§ **WRITTEN EXERCISE**:
Copy each line below without leaving any out.

-- Start --

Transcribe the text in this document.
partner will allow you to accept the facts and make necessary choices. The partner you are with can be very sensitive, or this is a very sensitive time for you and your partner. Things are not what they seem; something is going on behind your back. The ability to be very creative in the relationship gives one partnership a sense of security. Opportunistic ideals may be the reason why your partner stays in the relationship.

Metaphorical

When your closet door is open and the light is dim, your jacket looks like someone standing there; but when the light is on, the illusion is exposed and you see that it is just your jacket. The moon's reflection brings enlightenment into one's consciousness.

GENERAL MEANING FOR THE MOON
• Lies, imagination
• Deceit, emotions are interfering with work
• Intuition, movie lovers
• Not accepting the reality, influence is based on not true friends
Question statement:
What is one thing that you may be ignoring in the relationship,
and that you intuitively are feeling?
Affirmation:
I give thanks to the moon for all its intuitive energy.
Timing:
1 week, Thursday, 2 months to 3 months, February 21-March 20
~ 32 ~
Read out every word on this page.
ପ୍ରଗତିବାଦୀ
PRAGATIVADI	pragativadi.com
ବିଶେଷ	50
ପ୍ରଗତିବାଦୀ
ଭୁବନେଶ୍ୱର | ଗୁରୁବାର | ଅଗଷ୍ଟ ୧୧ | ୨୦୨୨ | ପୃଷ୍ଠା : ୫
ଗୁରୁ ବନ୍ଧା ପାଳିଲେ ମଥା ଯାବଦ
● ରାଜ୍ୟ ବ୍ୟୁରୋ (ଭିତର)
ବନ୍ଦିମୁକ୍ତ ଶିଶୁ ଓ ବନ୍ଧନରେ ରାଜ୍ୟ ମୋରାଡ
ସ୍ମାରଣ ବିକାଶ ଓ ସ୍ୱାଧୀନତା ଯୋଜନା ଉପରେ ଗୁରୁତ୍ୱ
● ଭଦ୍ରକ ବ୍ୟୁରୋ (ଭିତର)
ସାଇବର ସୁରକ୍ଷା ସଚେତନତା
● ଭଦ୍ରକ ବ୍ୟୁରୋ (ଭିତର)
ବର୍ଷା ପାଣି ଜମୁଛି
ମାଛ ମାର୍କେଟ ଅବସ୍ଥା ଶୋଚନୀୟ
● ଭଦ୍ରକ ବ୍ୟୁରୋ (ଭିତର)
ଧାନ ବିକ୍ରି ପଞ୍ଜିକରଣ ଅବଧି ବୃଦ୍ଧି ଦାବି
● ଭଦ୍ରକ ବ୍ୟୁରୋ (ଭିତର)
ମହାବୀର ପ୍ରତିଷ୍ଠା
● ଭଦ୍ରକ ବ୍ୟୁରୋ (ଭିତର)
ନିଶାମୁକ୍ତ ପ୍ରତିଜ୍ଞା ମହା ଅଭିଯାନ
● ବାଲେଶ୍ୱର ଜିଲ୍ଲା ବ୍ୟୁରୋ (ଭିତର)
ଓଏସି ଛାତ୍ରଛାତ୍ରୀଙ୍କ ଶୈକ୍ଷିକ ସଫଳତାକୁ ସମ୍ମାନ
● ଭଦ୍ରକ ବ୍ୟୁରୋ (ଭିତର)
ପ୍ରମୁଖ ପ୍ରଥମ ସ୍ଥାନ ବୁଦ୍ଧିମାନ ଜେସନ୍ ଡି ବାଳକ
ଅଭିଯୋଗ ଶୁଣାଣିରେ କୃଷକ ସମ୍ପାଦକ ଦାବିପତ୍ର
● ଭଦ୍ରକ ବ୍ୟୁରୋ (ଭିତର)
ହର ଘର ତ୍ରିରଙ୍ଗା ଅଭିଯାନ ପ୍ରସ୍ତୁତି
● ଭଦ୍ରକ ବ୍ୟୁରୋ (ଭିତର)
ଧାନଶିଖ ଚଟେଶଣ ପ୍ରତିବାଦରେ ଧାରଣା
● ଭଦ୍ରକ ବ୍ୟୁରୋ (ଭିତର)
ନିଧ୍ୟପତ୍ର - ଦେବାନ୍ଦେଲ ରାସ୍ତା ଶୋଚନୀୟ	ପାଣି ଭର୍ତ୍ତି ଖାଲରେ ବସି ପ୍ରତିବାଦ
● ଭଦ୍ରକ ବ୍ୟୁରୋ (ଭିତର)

-- End --

§ **EXPECTED ANSWER**:
Transcribe the text in this document.
partner will allow you to accept the facts and make necessary choices. The partner you are with can be very sensitive, or this is a very sensitive time for you and your partner. Things are not what they seem; something is going on behind your back. The ability to be very creative in the relationship gives one partnership a sense of security. Opportunistic ideals may be the reason why your partner stays in the relationship.

Metaphorical

When your closet door is open and the light is dim, your jacket looks like someone standing there; but when the light is on, the illusion is exposed and you see that it is just your jacket. The moon's reflection brings enlightenment into one's consciousness.

GENERAL MEANING FOR THE MOON
• Lies, imagination
• Deceit, emotions are interfering with work
• Intuition, movie lovers
• Not accepting the reality, influence is based on not true friends
Question statement:
What is one thing that you may be ignoring in the relationship,
and that you intuitively are feeling?
Affirmation:
I give thanks to the moon for all its intuitive energy.
Timing:
1 week, Thursday, 2 months to 3 months, February 21-March 20
~ 32 ~
Read out every word on this page.
ପ୍ରଗତିବାଦୀ
PRAGATIVADI	pragativadi.com
ବିଶେଷ	50
ପ୍ରଗତିବାଦୀ
ଭୁବନେଶ୍ୱର | ଗୁରୁବାର | ଅଗଷ୍ଟ ୧୧ | ୨୦୨୨ | ପୃଷ୍ଠା : ୫
ଗୁରୁ ବନ୍ଧା ପାଳିଲେ ମଥା ଯାବଦ
● ରାଜ୍ୟ ବ୍ୟୁରୋ (ଭିତର)
ବନ୍ଦିମୁକ୍ତ ଶିଶୁ ଓ ବନ୍ଧନରେ ରାଜ୍ୟ ମୋରାଡ
ସ୍ମାରଣ ବିକାଶ ଓ ସ୍ୱାଧୀନତା ଯୋଜନା ଉପରେ ଗୁରୁତ୍ୱ
● ଭଦ୍ରକ ବ୍ୟୁରୋ (ଭିତର)
ସାଇବର ସୁରକ୍ଷା ସଚେତନତା
● ଭଦ୍ରକ ବ୍ୟୁରୋ (ଭିତର)
ବର୍ଷା ପାଣି ଜମୁଛି
ମାଛ ମାର୍କେଟ ଅବସ୍ଥା ଶୋଚନୀୟ
● ଭଦ୍ରକ ବ୍ୟୁରୋ (ଭିତର)
ଧାନ ବିକ୍ରି ପଞ୍ଜିକରଣ ଅବଧି ବୃଦ୍ଧି ଦାବି
● ଭଦ୍ରକ ବ୍ୟୁରୋ (ଭିତର)
ମହାବୀର ପ୍ରତିଷ୍ଠା
● ଭଦ୍ରକ ବ୍ୟୁରୋ (ଭିତର)
ନିଶାମୁକ୍ତ ପ୍ରତିଜ୍ଞା ମହା ଅଭିଯାନ
● ବାଲେଶ୍ୱର ଜିଲ୍ଲା ବ୍ୟୁରୋ (ଭିତର)
ଓଏସି ଛାତ୍ରଛାତ୍ରୀଙ୍କ ଶୈକ୍ଷିକ ସଫଳତାକୁ ସମ୍ମାନ
● ଭଦ୍ରକ ବ୍ୟୁରୋ (ଭିତର)
ପ୍ରମୁଖ ପ୍ରଥମ ସ୍ଥାନ ବୁଦ୍ଧିମାନ ଜେସନ୍ ଡି ବାଳକ
ଅଭିଯୋଗ ଶୁଣାଣିରେ କୃଷକ ସମ୍ପାଦକ ଦାବିପତ୍ର
● ଭଦ୍ରକ ବ୍ୟୁରୋ (ଭିତର)
ହର ଘର ତ୍ରିରଙ୍ଗା ଅଭିଯାନ ପ୍ରସ୍ତୁତି
● ଭଦ୍ରକ ବ୍ୟୁରୋ (ଭିତର)
ଧାନଶିଖ ଚଟେଶଣ ପ୍ରତିବାଦରେ ଧାରଣା
● ଭଦ୍ରକ ବ୍ୟୁରୋ (ଭିତର)
ନିଧ୍ୟପତ୍ର - ଦେବାନ୍ଦେଲ ରାସ୍ତା ଶୋଚନୀୟ	ପାଣି ଭର୍ତ୍ତି ଖାଲରେ ବସି ପ୍ରତିବାଦ
● ଭଦ୍ରକ ବ୍ୟୁରୋ (ଭିତର)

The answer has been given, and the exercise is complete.